» **The problem**: Using the records provided below, locate and copy each line that contains the word "data".

» **Provided records**:
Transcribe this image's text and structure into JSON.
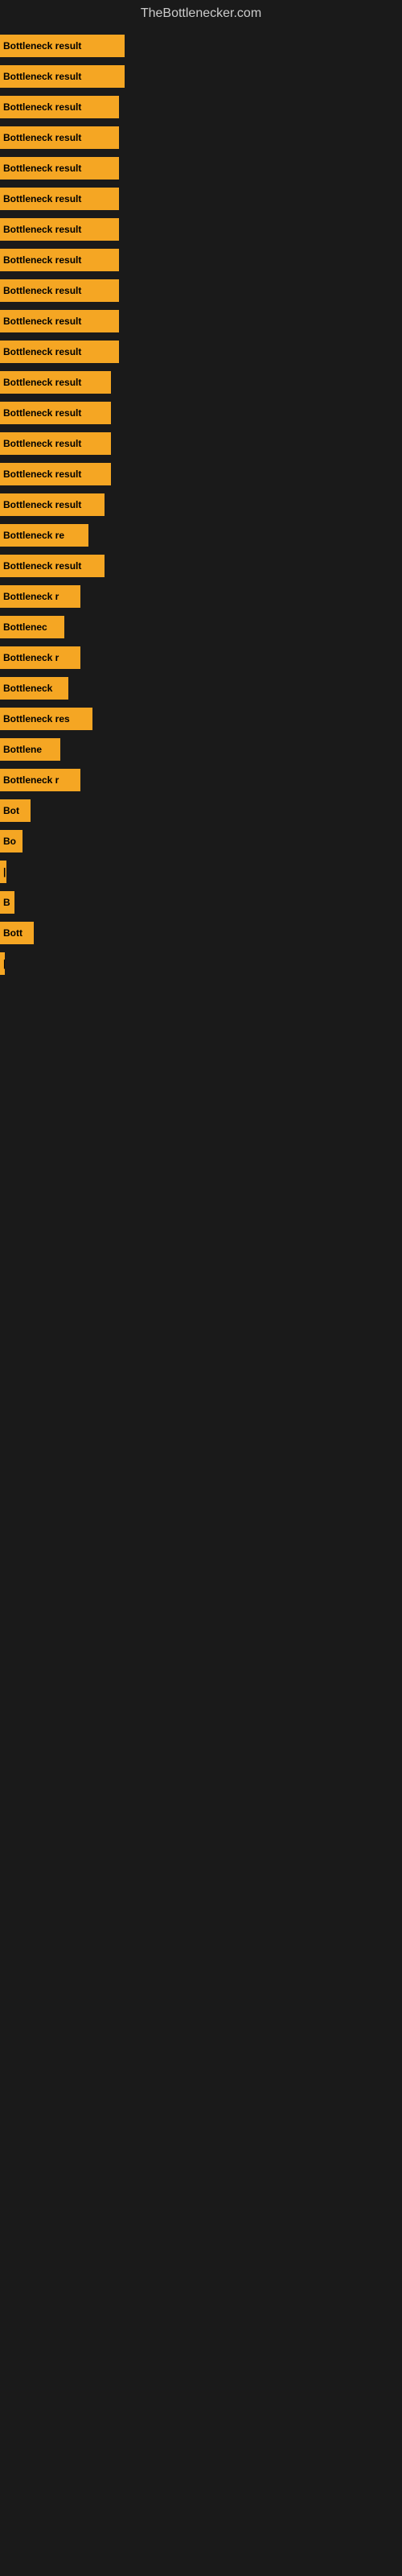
{
  "site": {
    "title": "TheBottlenecker.com"
  },
  "bars": [
    {
      "label": "Bottleneck result",
      "width": 155
    },
    {
      "label": "Bottleneck result",
      "width": 155
    },
    {
      "label": "Bottleneck result",
      "width": 148
    },
    {
      "label": "Bottleneck result",
      "width": 148
    },
    {
      "label": "Bottleneck result",
      "width": 148
    },
    {
      "label": "Bottleneck result",
      "width": 148
    },
    {
      "label": "Bottleneck result",
      "width": 148
    },
    {
      "label": "Bottleneck result",
      "width": 148
    },
    {
      "label": "Bottleneck result",
      "width": 148
    },
    {
      "label": "Bottleneck result",
      "width": 148
    },
    {
      "label": "Bottleneck result",
      "width": 148
    },
    {
      "label": "Bottleneck result",
      "width": 138
    },
    {
      "label": "Bottleneck result",
      "width": 138
    },
    {
      "label": "Bottleneck result",
      "width": 138
    },
    {
      "label": "Bottleneck result",
      "width": 138
    },
    {
      "label": "Bottleneck result",
      "width": 130
    },
    {
      "label": "Bottleneck re",
      "width": 110
    },
    {
      "label": "Bottleneck result",
      "width": 130
    },
    {
      "label": "Bottleneck r",
      "width": 100
    },
    {
      "label": "Bottlenec",
      "width": 80
    },
    {
      "label": "Bottleneck r",
      "width": 100
    },
    {
      "label": "Bottleneck",
      "width": 85
    },
    {
      "label": "Bottleneck res",
      "width": 115
    },
    {
      "label": "Bottlene",
      "width": 75
    },
    {
      "label": "Bottleneck r",
      "width": 100
    },
    {
      "label": "Bot",
      "width": 38
    },
    {
      "label": "Bo",
      "width": 28
    },
    {
      "label": "|",
      "width": 8
    },
    {
      "label": "B",
      "width": 18
    },
    {
      "label": "Bott",
      "width": 42
    },
    {
      "label": "|",
      "width": 6
    }
  ]
}
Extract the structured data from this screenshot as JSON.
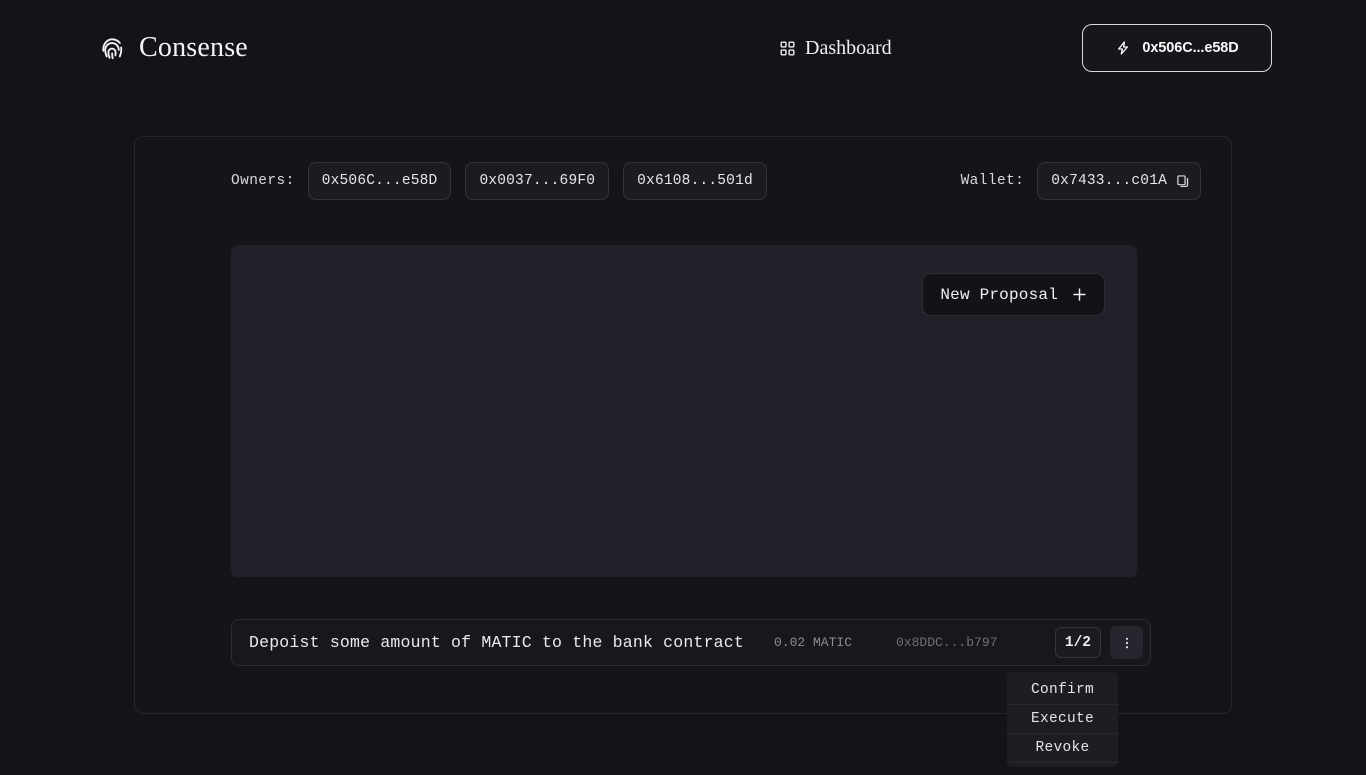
{
  "header": {
    "brand_name": "Consense",
    "brand_icon": "fingerprint-icon",
    "nav": {
      "label": "Dashboard",
      "icon": "grid-dashboard-icon"
    },
    "wallet_button": {
      "label": "0x506C...e58D",
      "icon": "lightning-bolt-icon"
    }
  },
  "card": {
    "owners": {
      "label": "Owners:",
      "addresses": [
        "0x506C...e58D",
        "0x0037...69F0",
        "0x6108...501d"
      ]
    },
    "wallet": {
      "label": "Wallet:",
      "address": "0x7433...c01A",
      "copy_icon": "copy-icon"
    },
    "panel": {
      "new_proposal_label": "New Proposal",
      "new_proposal_icon": "plus-icon"
    },
    "proposal": {
      "title": "Depoist some amount of MATIC to the bank contract",
      "amount": "0.02 MATIC",
      "destination": "0x8DDC...b797",
      "confirmations": "1/2",
      "menu_icon": "vertical-dots-icon"
    }
  },
  "dropdown": {
    "items": [
      {
        "label": "Confirm"
      },
      {
        "label": "Execute"
      },
      {
        "label": "Revoke"
      }
    ]
  },
  "colors": {
    "page_background": "#141418",
    "card_background": "#151519",
    "panel_background": "#212129",
    "accent_border": "#d9d9e0",
    "text_primary": "#e8e8ea",
    "text_muted": "#8c8c96"
  }
}
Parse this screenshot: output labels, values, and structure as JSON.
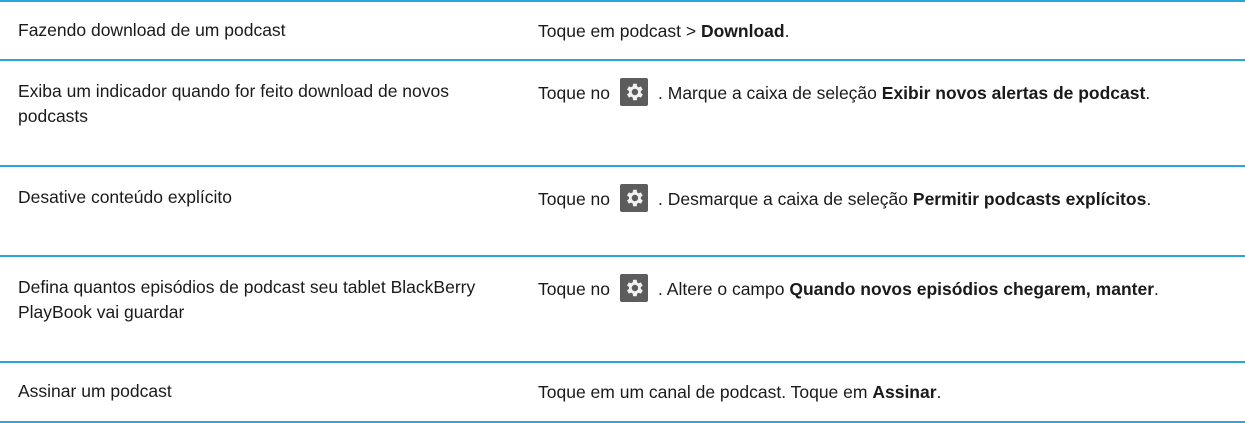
{
  "rows": [
    {
      "task": "Fazendo download de um podcast",
      "pre": "Toque em podcast > ",
      "bold": "Download",
      "post": "."
    },
    {
      "task": "Exiba um indicador quando for feito download de novos podcasts",
      "pre": "Toque no",
      "mid": ". Marque a caixa de seleção ",
      "bold": "Exibir novos alertas de podcast",
      "post": "."
    },
    {
      "task": "Desative conteúdo explícito",
      "pre": "Toque no",
      "mid": ". Desmarque a caixa de seleção ",
      "bold": "Permitir podcasts explícitos",
      "post": "."
    },
    {
      "task": "Defina quantos episódios de podcast seu tablet BlackBerry PlayBook vai guardar",
      "pre": "Toque no",
      "mid": ". Altere o campo ",
      "bold": "Quando novos episódios chegarem, manter",
      "post": "."
    },
    {
      "task": "Assinar um podcast",
      "pre": "Toque em um canal de podcast. Toque em ",
      "bold": "Assinar",
      "post": "."
    }
  ],
  "icons": {
    "settings": "gear-icon"
  },
  "colors": {
    "rule": "#2aa6dc",
    "icon_bg": "#5c5c5c"
  }
}
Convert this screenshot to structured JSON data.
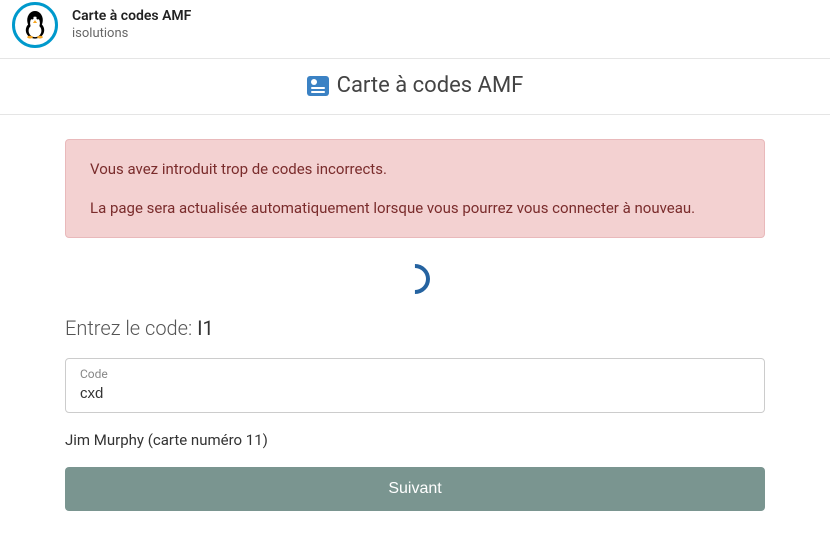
{
  "header": {
    "title": "Carte à codes AMF",
    "subtitle": "isolutions"
  },
  "page": {
    "title": "Carte à codes AMF"
  },
  "alert": {
    "line1": "Vous avez introduit trop de codes incorrects.",
    "line2": "La page sera actualisée automatiquement lorsque vous pourrez vous connecter à nouveau."
  },
  "form": {
    "prompt_label": "Entrez le code: ",
    "prompt_code": "I1",
    "input_label": "Code",
    "input_value": "cxd",
    "card_info": "Jim Murphy (carte numéro 11)",
    "submit_label": "Suivant"
  }
}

» **Written answer**:
Extract the structured data from this screenshot as JSON.
Convert this screenshot to structured JSON data.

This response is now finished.